--- start of Material shown ---

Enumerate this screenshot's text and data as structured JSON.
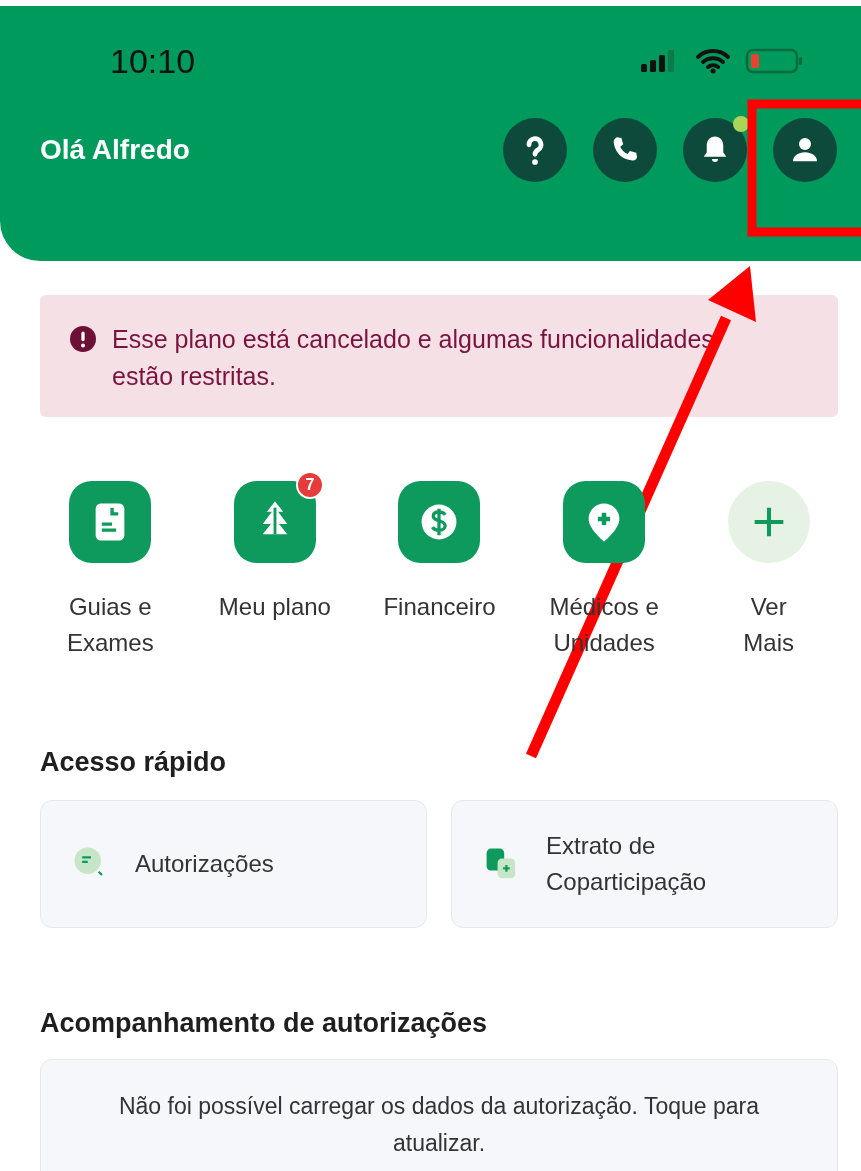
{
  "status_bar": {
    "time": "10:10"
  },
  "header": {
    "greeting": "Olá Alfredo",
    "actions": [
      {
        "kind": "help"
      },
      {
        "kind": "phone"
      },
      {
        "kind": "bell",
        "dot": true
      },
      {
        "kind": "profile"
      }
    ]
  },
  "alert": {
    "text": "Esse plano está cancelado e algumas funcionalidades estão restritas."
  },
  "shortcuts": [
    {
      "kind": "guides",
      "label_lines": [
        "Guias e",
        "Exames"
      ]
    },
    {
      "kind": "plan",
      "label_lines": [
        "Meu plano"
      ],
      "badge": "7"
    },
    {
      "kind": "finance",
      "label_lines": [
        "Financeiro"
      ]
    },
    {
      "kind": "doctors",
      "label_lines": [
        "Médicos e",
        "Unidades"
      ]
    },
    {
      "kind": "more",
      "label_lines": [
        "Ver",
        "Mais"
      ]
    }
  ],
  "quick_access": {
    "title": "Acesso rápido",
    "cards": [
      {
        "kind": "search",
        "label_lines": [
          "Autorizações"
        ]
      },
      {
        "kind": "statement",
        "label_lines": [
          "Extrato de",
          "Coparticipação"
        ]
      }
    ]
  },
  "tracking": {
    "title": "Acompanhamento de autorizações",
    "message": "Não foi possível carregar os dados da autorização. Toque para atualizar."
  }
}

--- end of Material shown ---
--- start of Material shown ---

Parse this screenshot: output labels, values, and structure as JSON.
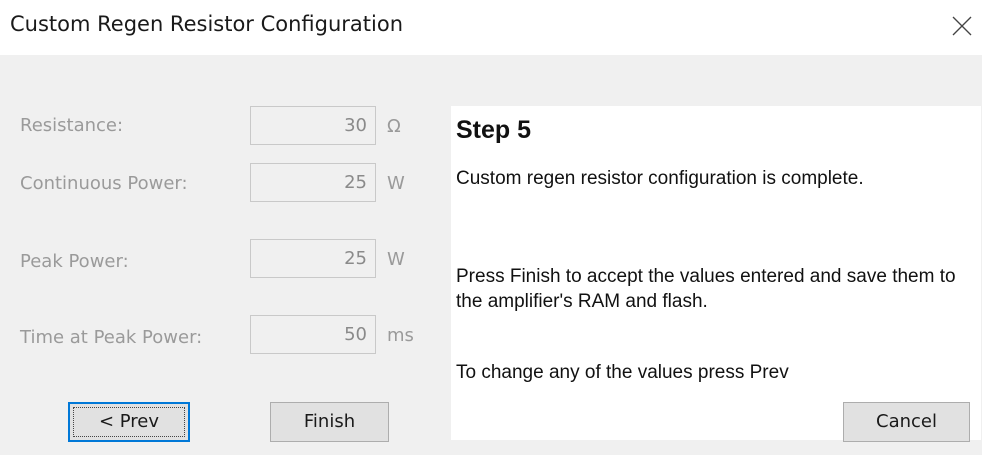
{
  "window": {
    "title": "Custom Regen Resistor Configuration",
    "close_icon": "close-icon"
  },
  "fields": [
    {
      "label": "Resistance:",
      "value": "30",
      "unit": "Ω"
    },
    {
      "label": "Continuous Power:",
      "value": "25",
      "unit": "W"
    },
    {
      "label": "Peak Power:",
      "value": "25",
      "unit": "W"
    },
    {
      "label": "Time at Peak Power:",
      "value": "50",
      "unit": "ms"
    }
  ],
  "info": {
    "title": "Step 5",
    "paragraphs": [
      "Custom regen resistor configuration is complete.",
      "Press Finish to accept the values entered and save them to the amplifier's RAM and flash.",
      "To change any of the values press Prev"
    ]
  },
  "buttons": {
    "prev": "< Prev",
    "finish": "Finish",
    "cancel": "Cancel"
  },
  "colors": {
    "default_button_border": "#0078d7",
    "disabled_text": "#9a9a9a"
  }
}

--- end of Material shown ---

Work to complete. Collect, from the material above, every line containing the word "plano".

The response.
    "text": "Esse plano está cancelado e algumas funcionalidades estão restritas."
        "Meu plano"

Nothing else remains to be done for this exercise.